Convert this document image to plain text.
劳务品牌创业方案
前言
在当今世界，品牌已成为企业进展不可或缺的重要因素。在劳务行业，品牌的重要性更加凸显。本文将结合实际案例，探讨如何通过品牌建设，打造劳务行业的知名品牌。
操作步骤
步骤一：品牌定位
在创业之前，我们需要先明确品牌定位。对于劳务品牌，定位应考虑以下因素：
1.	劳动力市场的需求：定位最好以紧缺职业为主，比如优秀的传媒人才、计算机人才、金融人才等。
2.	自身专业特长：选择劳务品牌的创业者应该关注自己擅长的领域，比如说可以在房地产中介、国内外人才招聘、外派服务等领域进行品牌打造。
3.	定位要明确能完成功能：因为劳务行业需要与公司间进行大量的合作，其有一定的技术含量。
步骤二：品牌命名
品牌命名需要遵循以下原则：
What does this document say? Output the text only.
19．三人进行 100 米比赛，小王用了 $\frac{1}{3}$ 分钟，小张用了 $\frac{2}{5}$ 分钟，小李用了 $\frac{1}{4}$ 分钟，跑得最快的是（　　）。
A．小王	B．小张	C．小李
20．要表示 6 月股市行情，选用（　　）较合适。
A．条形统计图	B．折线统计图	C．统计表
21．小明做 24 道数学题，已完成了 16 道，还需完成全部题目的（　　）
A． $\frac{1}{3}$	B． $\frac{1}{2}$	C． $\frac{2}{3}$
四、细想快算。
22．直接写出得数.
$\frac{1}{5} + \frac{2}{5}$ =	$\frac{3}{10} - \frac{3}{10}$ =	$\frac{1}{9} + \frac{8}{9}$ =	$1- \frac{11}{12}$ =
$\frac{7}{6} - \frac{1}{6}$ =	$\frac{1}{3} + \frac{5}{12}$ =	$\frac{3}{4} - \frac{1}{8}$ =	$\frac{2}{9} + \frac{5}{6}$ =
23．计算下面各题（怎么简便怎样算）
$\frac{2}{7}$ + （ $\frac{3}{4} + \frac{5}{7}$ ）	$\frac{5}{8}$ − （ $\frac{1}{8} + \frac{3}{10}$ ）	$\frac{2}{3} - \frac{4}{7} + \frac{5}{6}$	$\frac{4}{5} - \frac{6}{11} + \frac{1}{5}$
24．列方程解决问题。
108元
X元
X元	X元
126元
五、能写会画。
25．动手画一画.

-------

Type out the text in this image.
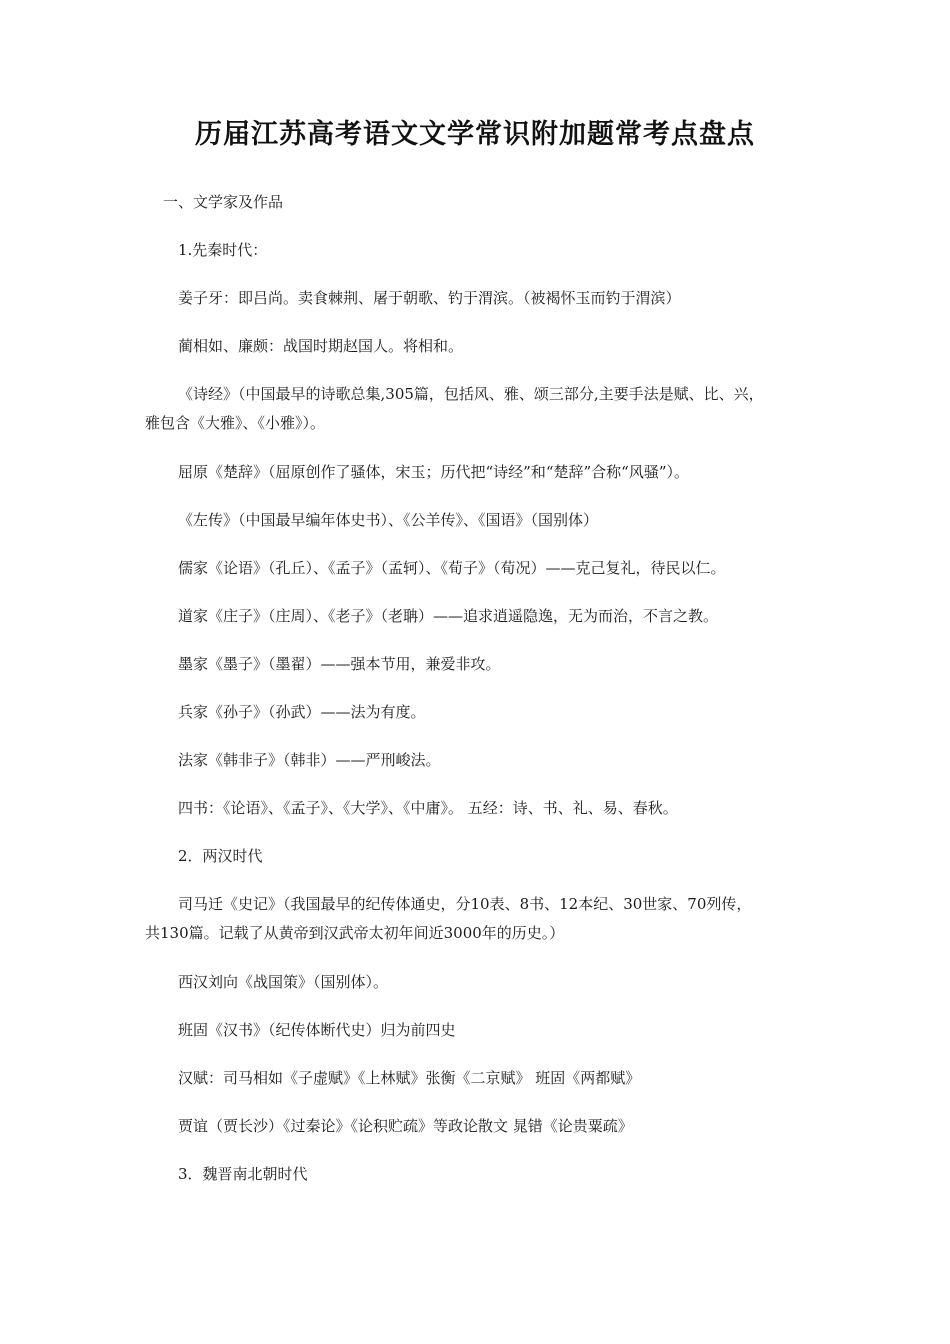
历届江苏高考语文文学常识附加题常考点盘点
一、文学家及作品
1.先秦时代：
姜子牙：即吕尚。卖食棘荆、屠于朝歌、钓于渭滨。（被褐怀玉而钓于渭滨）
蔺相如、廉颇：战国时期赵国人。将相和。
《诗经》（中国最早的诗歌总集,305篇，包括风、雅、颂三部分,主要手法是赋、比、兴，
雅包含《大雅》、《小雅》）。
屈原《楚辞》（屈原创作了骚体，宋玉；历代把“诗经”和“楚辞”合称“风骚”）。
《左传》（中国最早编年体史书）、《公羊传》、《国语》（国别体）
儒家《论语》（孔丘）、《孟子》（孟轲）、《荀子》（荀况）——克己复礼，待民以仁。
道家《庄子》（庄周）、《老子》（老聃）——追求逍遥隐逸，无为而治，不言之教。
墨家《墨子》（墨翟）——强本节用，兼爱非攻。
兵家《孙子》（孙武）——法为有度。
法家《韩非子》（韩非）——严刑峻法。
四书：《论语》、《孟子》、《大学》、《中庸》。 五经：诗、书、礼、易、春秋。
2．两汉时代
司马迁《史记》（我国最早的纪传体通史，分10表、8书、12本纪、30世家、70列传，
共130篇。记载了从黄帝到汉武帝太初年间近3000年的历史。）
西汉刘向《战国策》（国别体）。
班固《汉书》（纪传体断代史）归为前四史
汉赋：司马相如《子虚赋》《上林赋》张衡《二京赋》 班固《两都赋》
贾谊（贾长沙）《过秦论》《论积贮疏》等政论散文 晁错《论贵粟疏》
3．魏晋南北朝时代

-------

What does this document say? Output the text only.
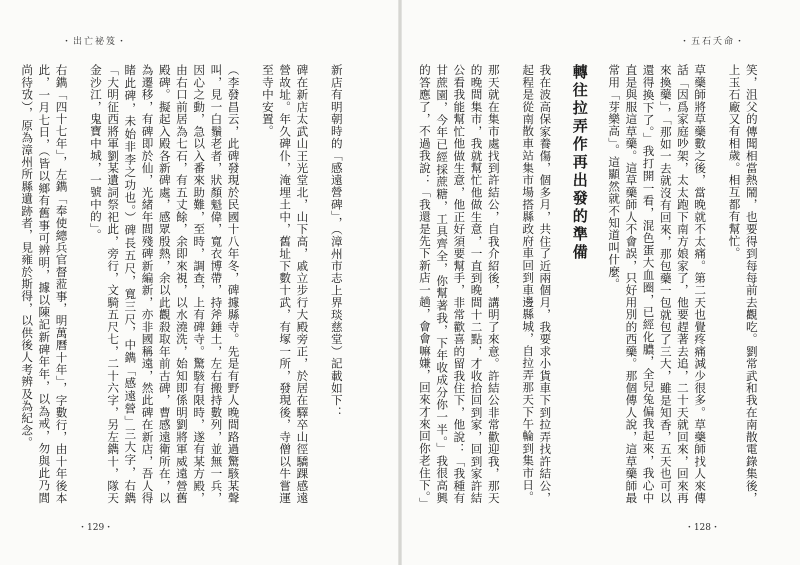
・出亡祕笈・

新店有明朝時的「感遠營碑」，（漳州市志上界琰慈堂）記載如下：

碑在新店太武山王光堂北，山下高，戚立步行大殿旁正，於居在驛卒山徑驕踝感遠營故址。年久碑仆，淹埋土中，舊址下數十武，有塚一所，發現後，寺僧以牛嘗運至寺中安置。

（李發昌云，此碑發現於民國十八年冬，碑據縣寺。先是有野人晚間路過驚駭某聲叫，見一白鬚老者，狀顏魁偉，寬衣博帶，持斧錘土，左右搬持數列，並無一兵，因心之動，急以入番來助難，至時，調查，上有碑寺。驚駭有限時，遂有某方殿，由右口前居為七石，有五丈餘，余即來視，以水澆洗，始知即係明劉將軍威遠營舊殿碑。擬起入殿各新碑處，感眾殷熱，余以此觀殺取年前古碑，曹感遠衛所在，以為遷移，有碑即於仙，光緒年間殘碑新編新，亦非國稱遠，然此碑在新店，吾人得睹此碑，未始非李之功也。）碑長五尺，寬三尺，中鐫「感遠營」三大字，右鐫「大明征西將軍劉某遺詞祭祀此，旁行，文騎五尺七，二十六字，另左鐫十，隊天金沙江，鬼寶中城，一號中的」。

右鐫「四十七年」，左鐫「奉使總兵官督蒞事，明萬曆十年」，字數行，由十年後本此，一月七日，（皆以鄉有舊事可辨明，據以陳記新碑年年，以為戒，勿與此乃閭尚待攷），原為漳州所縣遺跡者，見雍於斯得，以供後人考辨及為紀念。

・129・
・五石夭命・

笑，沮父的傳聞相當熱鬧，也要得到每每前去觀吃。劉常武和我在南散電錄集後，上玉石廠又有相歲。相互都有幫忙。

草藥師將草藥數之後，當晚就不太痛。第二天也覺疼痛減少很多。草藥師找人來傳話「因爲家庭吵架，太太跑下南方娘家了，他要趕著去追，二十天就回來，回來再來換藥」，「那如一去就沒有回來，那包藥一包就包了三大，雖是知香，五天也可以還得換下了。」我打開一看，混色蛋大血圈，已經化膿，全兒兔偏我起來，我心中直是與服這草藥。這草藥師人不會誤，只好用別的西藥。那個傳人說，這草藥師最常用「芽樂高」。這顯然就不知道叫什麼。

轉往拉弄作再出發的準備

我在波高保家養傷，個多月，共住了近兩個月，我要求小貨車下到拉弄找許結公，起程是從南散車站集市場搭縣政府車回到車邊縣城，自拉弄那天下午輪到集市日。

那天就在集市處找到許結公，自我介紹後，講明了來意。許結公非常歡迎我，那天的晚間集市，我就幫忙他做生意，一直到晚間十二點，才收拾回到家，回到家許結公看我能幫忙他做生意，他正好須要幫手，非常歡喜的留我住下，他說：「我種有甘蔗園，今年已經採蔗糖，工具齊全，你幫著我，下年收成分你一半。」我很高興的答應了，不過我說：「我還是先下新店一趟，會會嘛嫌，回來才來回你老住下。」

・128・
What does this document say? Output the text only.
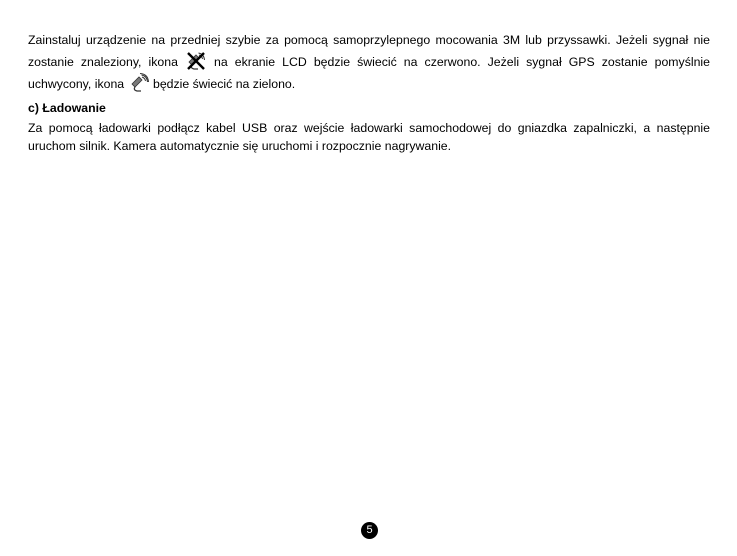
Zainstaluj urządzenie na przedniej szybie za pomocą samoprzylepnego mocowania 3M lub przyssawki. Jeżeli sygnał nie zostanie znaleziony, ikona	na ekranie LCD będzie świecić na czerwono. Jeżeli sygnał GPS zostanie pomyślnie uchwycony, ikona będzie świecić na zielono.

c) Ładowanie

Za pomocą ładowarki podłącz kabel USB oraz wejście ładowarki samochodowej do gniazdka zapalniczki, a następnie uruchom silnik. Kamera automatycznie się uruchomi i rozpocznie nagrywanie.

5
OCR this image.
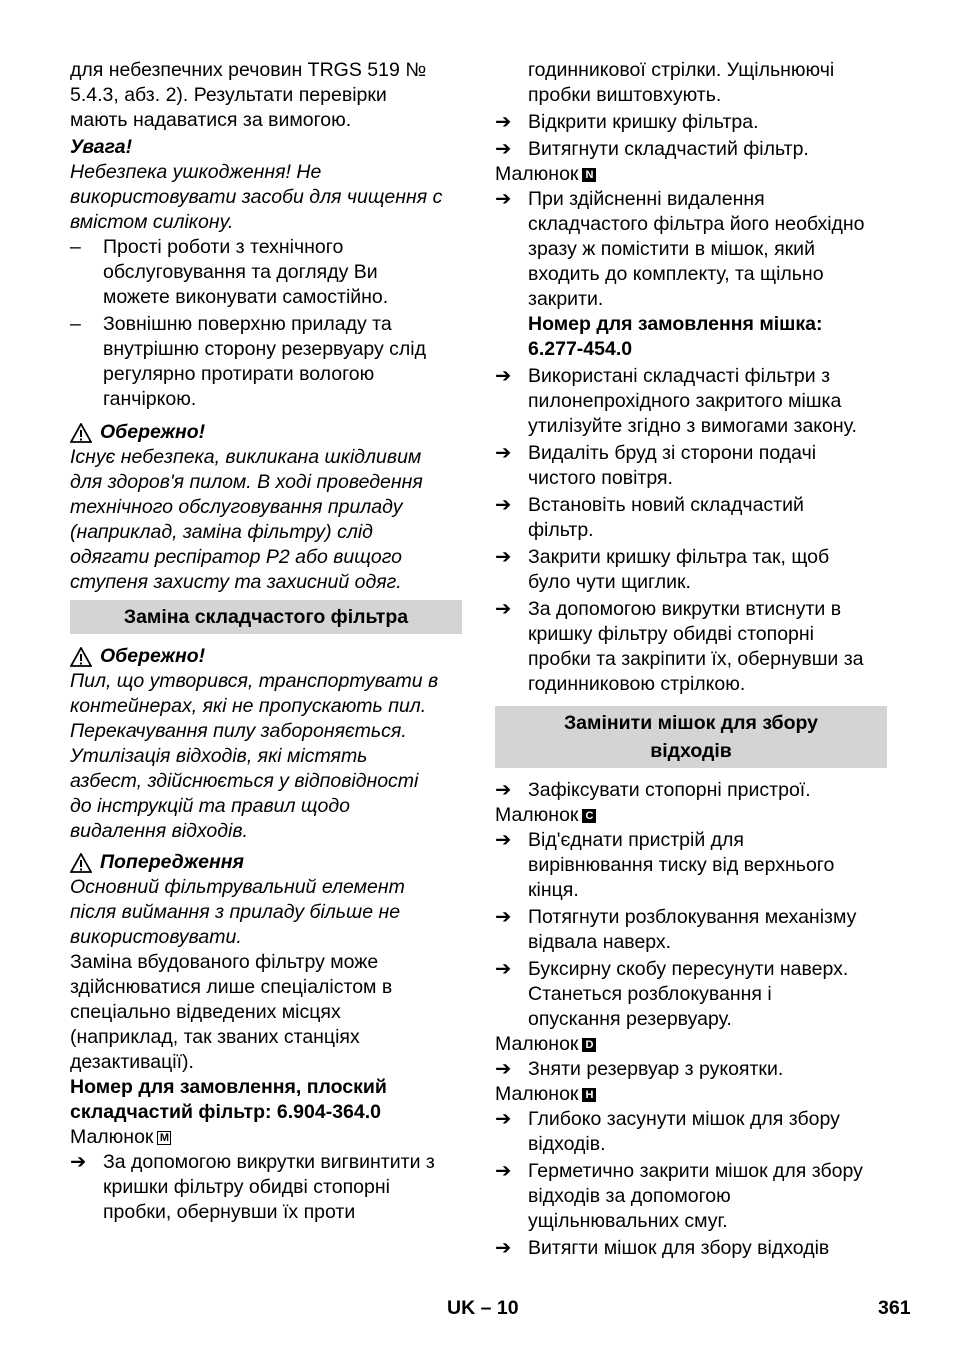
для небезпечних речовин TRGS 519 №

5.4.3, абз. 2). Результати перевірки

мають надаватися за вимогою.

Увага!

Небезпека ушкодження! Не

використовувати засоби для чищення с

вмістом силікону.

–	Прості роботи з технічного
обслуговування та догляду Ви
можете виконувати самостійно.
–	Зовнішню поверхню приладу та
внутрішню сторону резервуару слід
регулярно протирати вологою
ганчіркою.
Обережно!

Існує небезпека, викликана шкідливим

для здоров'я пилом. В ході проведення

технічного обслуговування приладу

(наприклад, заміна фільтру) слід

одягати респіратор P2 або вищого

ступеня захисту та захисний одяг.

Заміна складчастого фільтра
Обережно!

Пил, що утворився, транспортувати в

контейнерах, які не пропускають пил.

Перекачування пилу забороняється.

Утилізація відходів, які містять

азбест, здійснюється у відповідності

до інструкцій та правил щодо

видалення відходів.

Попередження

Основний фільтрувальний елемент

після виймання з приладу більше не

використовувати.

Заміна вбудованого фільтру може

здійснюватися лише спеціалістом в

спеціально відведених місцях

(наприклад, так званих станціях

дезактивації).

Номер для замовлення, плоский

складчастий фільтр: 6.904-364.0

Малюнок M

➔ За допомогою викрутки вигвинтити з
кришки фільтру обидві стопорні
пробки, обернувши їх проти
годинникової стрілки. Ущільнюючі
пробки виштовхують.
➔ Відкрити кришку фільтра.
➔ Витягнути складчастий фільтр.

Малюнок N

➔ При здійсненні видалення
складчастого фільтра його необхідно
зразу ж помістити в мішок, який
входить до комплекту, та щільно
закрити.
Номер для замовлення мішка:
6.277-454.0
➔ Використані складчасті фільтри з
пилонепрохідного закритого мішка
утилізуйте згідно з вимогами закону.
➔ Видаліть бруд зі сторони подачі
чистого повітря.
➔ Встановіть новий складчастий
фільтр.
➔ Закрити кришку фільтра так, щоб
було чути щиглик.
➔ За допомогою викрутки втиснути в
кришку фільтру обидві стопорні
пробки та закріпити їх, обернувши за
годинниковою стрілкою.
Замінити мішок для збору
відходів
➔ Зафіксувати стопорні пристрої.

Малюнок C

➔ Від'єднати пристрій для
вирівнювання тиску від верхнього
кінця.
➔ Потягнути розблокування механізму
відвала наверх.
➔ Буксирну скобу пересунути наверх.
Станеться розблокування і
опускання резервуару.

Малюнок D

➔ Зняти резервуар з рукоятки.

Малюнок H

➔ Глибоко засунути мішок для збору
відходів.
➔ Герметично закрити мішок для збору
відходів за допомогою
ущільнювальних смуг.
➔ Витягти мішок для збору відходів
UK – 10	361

-------

> **Exercise task**
Track down the lines that include the word "замовлення" and copy them.

> **Completed task**
Номер для замовлення, плоский
Номер для замовлення мішка:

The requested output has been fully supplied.